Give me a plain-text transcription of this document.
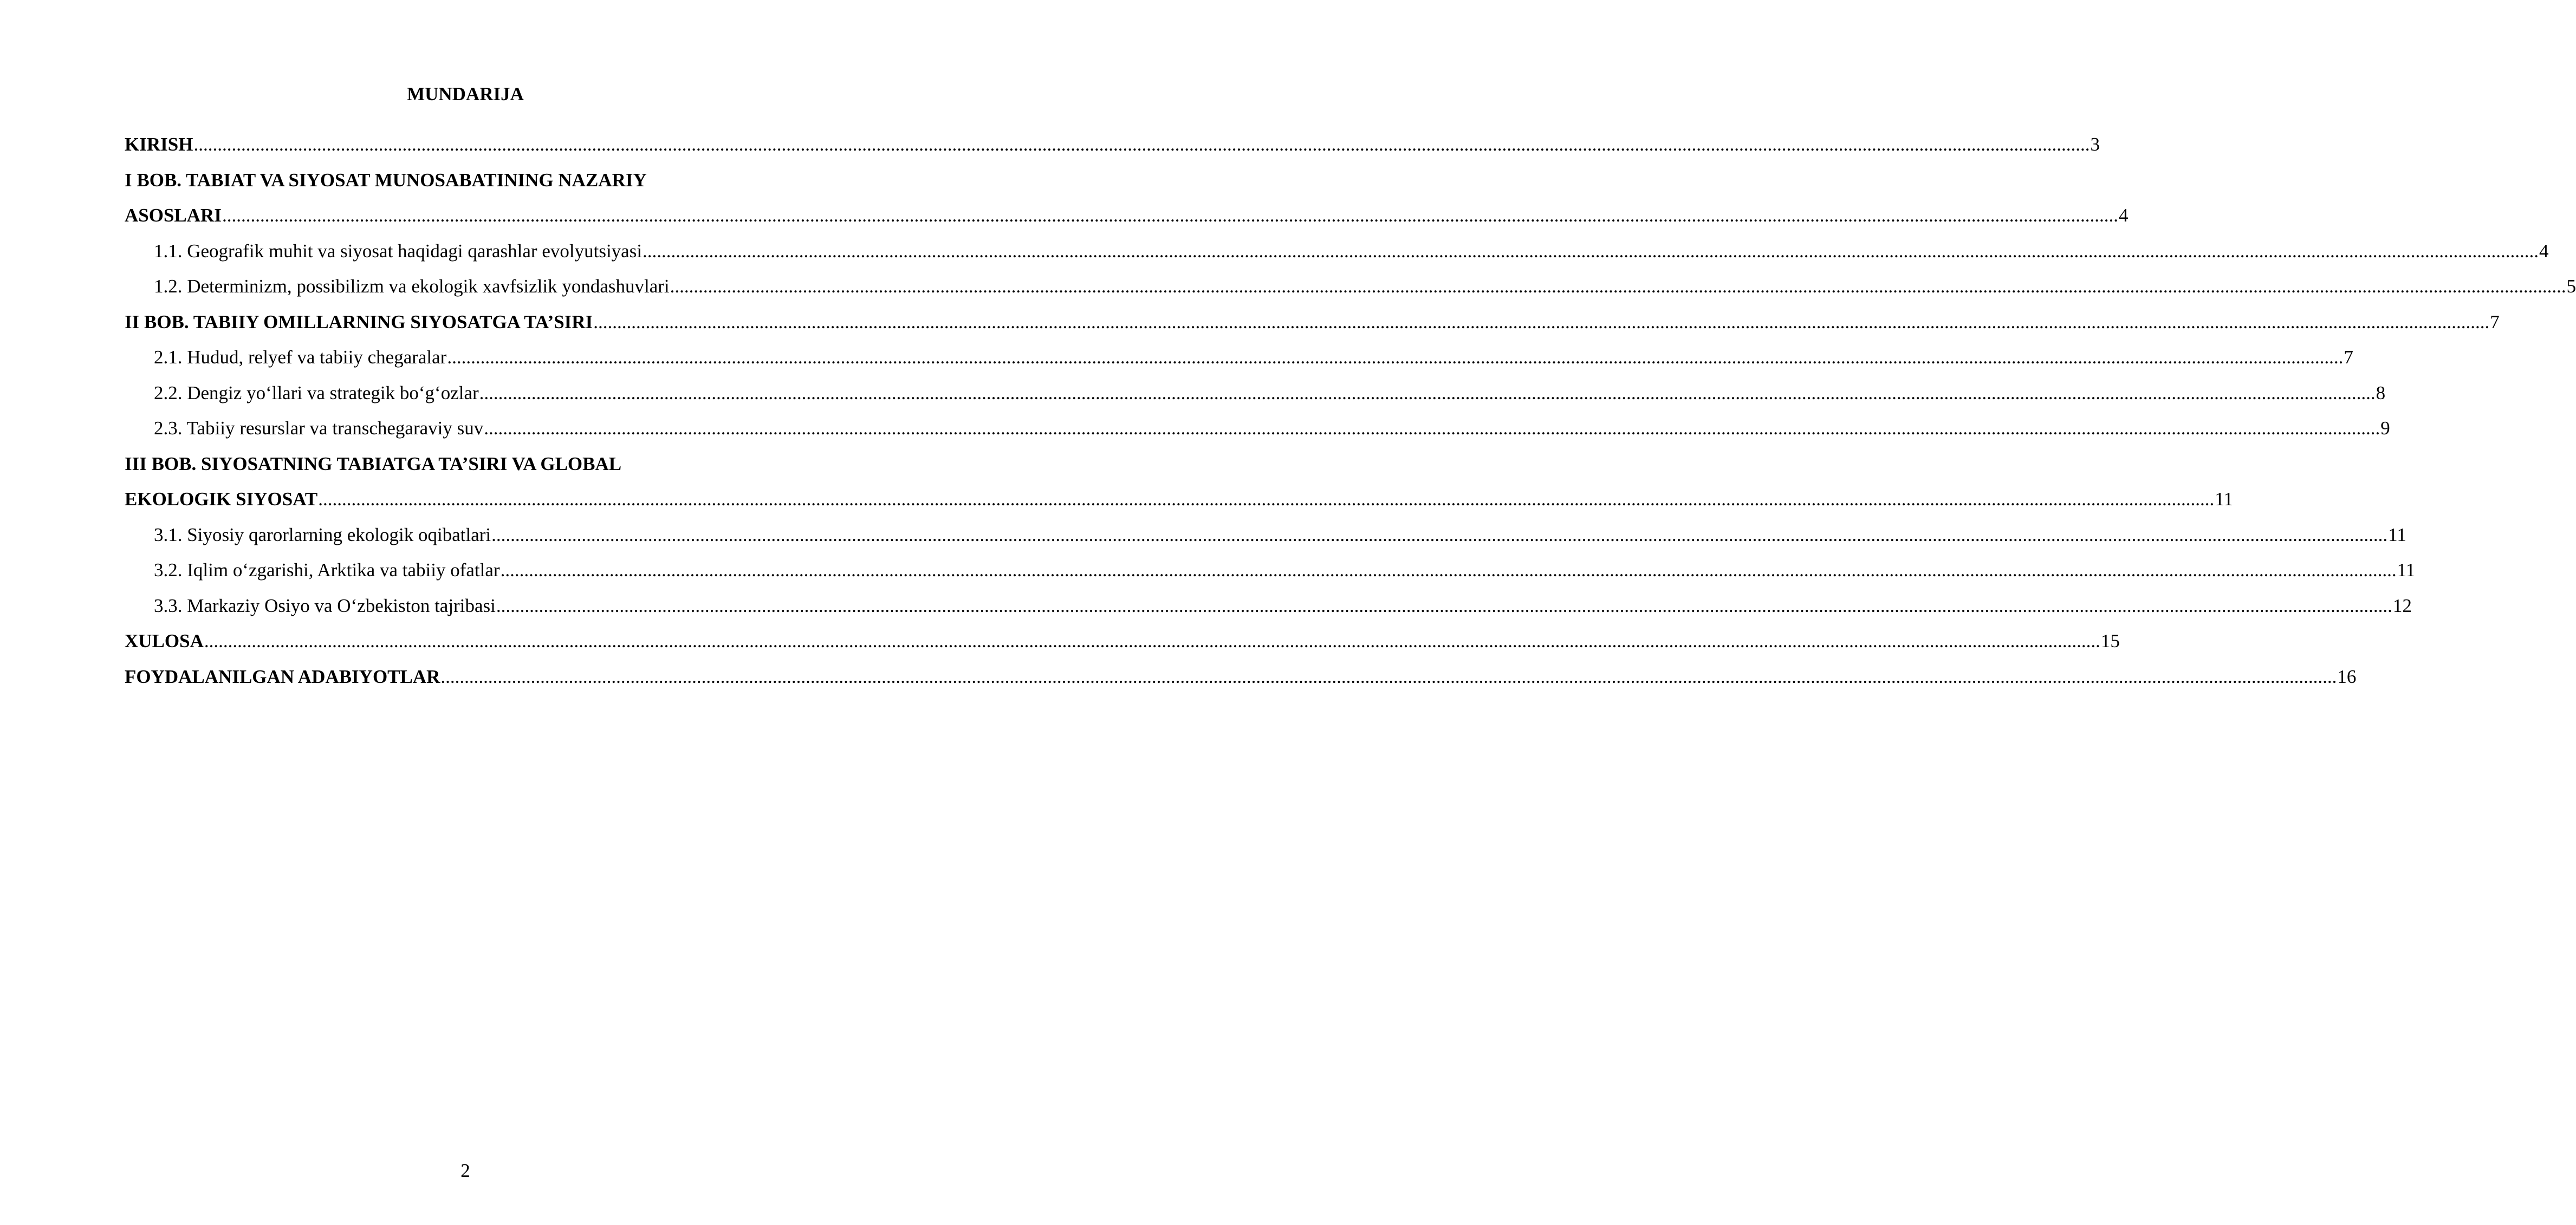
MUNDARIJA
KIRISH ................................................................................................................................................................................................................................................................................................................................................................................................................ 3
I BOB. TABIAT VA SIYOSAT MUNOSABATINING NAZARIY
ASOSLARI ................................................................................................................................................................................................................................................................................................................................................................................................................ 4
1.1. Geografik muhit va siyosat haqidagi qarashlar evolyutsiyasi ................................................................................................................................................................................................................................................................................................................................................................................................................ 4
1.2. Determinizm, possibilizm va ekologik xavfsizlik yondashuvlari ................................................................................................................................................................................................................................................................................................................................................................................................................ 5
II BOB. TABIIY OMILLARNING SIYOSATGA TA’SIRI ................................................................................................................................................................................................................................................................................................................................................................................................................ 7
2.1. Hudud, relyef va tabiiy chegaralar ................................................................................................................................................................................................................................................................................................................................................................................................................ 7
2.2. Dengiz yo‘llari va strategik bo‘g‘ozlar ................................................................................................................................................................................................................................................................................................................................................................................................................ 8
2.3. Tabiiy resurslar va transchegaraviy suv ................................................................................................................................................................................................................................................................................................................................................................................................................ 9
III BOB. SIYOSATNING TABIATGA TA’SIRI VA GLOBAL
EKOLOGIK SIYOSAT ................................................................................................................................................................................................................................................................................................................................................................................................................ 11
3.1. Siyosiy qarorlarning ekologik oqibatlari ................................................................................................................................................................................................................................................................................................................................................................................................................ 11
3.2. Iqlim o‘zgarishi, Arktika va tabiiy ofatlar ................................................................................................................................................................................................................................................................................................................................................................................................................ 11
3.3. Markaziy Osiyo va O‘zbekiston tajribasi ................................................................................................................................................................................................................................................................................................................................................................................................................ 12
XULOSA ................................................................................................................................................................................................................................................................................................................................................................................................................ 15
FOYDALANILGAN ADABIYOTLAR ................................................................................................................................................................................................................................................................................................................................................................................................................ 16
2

- Problem to work on: Give every record again exactly, apart from the pictures, which stay out.

- Completed exercise:
Give me a plain-text transcription of this document.
MUNDARIJA
KIRISH ................................................................................................................................................................................................................................................................................................................................................................................................................ 3
I BOB. TABIAT VA SIYOSAT MUNOSABATINING NAZARIY
ASOSLARI ................................................................................................................................................................................................................................................................................................................................................................................................................ 4
1.1. Geografik muhit va siyosat haqidagi qarashlar evolyutsiyasi ................................................................................................................................................................................................................................................................................................................................................................................................................ 4
1.2. Determinizm, possibilizm va ekologik xavfsizlik yondashuvlari ................................................................................................................................................................................................................................................................................................................................................................................................................ 5
II BOB. TABIIY OMILLARNING SIYOSATGA TA’SIRI ................................................................................................................................................................................................................................................................................................................................................................................................................ 7
2.1. Hudud, relyef va tabiiy chegaralar ................................................................................................................................................................................................................................................................................................................................................................................................................ 7
2.2. Dengiz yo‘llari va strategik bo‘g‘ozlar ................................................................................................................................................................................................................................................................................................................................................................................................................ 8
2.3. Tabiiy resurslar va transchegaraviy suv ................................................................................................................................................................................................................................................................................................................................................................................................................ 9
III BOB. SIYOSATNING TABIATGA TA’SIRI VA GLOBAL
EKOLOGIK SIYOSAT ................................................................................................................................................................................................................................................................................................................................................................................................................ 11
3.1. Siyosiy qarorlarning ekologik oqibatlari ................................................................................................................................................................................................................................................................................................................................................................................................................ 11
3.2. Iqlim o‘zgarishi, Arktika va tabiiy ofatlar ................................................................................................................................................................................................................................................................................................................................................................................................................ 11
3.3. Markaziy Osiyo va O‘zbekiston tajribasi ................................................................................................................................................................................................................................................................................................................................................................................................................ 12
XULOSA ................................................................................................................................................................................................................................................................................................................................................................................................................ 15
FOYDALANILGAN ADABIYOTLAR ................................................................................................................................................................................................................................................................................................................................................................................................................ 16
2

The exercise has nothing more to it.